## Provided information:
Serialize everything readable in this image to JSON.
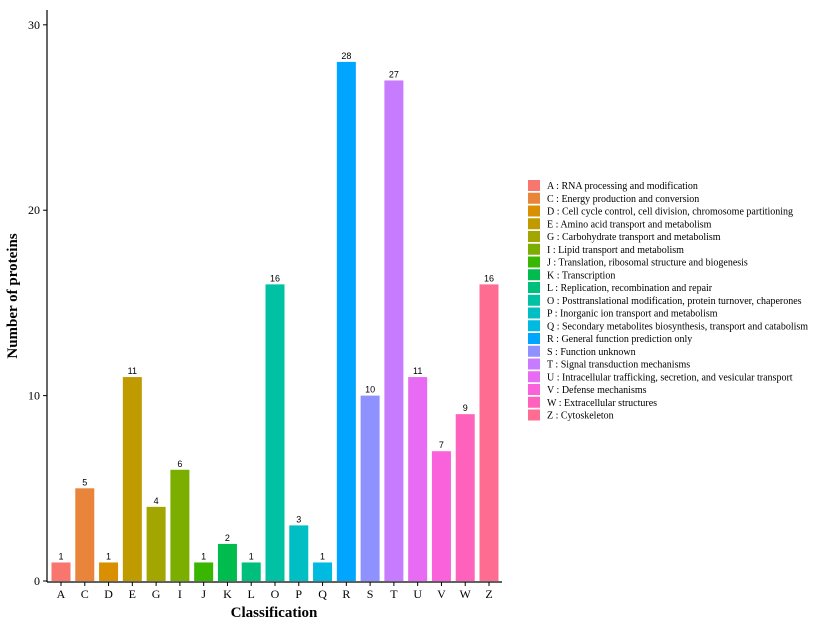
{
  "chart_data": {
    "type": "bar",
    "xlabel": "Classification",
    "ylabel": "Number of proteins",
    "ylim": [
      0,
      30.8
    ],
    "yticks": [
      0,
      10,
      20,
      30
    ],
    "grid": false,
    "legend_position": "right",
    "categories": [
      "A",
      "C",
      "D",
      "E",
      "G",
      "I",
      "J",
      "K",
      "L",
      "O",
      "P",
      "Q",
      "R",
      "S",
      "T",
      "U",
      "V",
      "W",
      "Z"
    ],
    "values": [
      1,
      5,
      1,
      11,
      4,
      6,
      1,
      2,
      1,
      16,
      3,
      1,
      28,
      10,
      27,
      11,
      7,
      9,
      16
    ],
    "colors": [
      "#F8766D",
      "#E8853A",
      "#D89000",
      "#C09B00",
      "#A3A500",
      "#7CAE00",
      "#39B600",
      "#00BB4E",
      "#00BF7D",
      "#00C1A3",
      "#00BFC4",
      "#00BAE0",
      "#00A5FF",
      "#8F91FF",
      "#C77CFF",
      "#E76BF3",
      "#FA62DB",
      "#FF62BC",
      "#FF6C91"
    ],
    "legend": [
      "A : RNA processing and modification",
      "C : Energy production and conversion",
      "D : Cell cycle control, cell division, chromosome partitioning",
      "E : Amino acid transport and metabolism",
      "G : Carbohydrate transport and metabolism",
      "I : Lipid transport and metabolism",
      "J : Translation, ribosomal structure and biogenesis",
      "K : Transcription",
      "L : Replication, recombination and repair",
      "O : Posttranslational modification, protein turnover, chaperones",
      "P : Inorganic ion transport and metabolism",
      "Q : Secondary metabolites biosynthesis, transport and catabolism",
      "R : General function prediction only",
      "S : Function unknown",
      "T : Signal transduction mechanisms",
      "U : Intracellular trafficking, secretion, and vesicular transport",
      "V : Defense mechanisms",
      "W : Extracellular structures",
      "Z : Cytoskeleton"
    ]
  }
}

## Description of the task:
The response has to be an exact copy of all the data, pictures excluded.

## Output for this task:
Serialize everything readable in this image to JSON.
{
  "chart_data": {
    "type": "bar",
    "xlabel": "Classification",
    "ylabel": "Number of proteins",
    "ylim": [
      0,
      30.8
    ],
    "yticks": [
      0,
      10,
      20,
      30
    ],
    "grid": false,
    "legend_position": "right",
    "categories": [
      "A",
      "C",
      "D",
      "E",
      "G",
      "I",
      "J",
      "K",
      "L",
      "O",
      "P",
      "Q",
      "R",
      "S",
      "T",
      "U",
      "V",
      "W",
      "Z"
    ],
    "values": [
      1,
      5,
      1,
      11,
      4,
      6,
      1,
      2,
      1,
      16,
      3,
      1,
      28,
      10,
      27,
      11,
      7,
      9,
      16
    ],
    "colors": [
      "#F8766D",
      "#E8853A",
      "#D89000",
      "#C09B00",
      "#A3A500",
      "#7CAE00",
      "#39B600",
      "#00BB4E",
      "#00BF7D",
      "#00C1A3",
      "#00BFC4",
      "#00BAE0",
      "#00A5FF",
      "#8F91FF",
      "#C77CFF",
      "#E76BF3",
      "#FA62DB",
      "#FF62BC",
      "#FF6C91"
    ],
    "legend": [
      "A : RNA processing and modification",
      "C : Energy production and conversion",
      "D : Cell cycle control, cell division, chromosome partitioning",
      "E : Amino acid transport and metabolism",
      "G : Carbohydrate transport and metabolism",
      "I : Lipid transport and metabolism",
      "J : Translation, ribosomal structure and biogenesis",
      "K : Transcription",
      "L : Replication, recombination and repair",
      "O : Posttranslational modification, protein turnover, chaperones",
      "P : Inorganic ion transport and metabolism",
      "Q : Secondary metabolites biosynthesis, transport and catabolism",
      "R : General function prediction only",
      "S : Function unknown",
      "T : Signal transduction mechanisms",
      "U : Intracellular trafficking, secretion, and vesicular transport",
      "V : Defense mechanisms",
      "W : Extracellular structures",
      "Z : Cytoskeleton"
    ]
  }
}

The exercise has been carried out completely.